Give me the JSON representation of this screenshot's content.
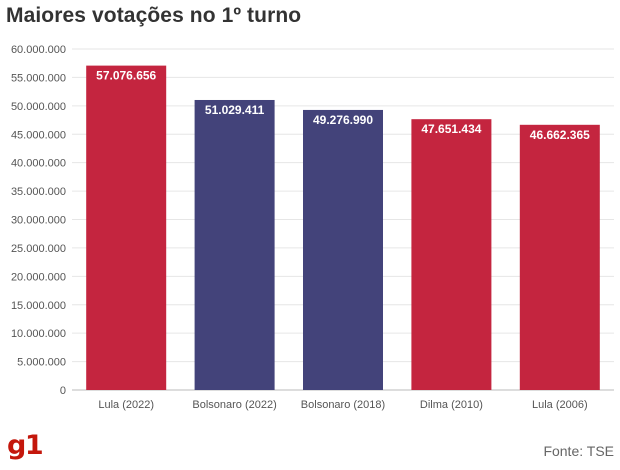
{
  "header": {
    "title": "Maiores votações no 1º turno"
  },
  "footer": {
    "logo_text": "g1",
    "source": "Fonte: TSE"
  },
  "colors": {
    "red": "#c4253f",
    "blue": "#43437a",
    "logo": "#c4170c"
  },
  "chart_data": {
    "type": "bar",
    "title": "Maiores votações no 1º turno",
    "xlabel": "",
    "ylabel": "",
    "ylim": [
      0,
      60000000
    ],
    "yticks": [
      0,
      5000000,
      10000000,
      15000000,
      20000000,
      25000000,
      30000000,
      35000000,
      40000000,
      45000000,
      50000000,
      55000000,
      60000000
    ],
    "ytick_labels": [
      "0",
      "5.000.000",
      "10.000.000",
      "15.000.000",
      "20.000.000",
      "25.000.000",
      "30.000.000",
      "35.000.000",
      "40.000.000",
      "45.000.000",
      "50.000.000",
      "55.000.000",
      "60.000.000"
    ],
    "categories": [
      "Lula (2022)",
      "Bolsonaro (2022)",
      "Bolsonaro (2018)",
      "Dilma (2010)",
      "Lula (2006)"
    ],
    "values": [
      57076656,
      51029411,
      49276990,
      47651434,
      46662365
    ],
    "value_labels": [
      "57.076.656",
      "51.029.411",
      "49.276.990",
      "47.651.434",
      "46.662.365"
    ],
    "bar_colors": [
      "#c4253f",
      "#43437a",
      "#43437a",
      "#c4253f",
      "#c4253f"
    ],
    "grid": true,
    "legend": "none"
  }
}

----

### Given instruction
Give the number of lines in the entries that hold the word "votações", and nothing else.

### Answer to the task
2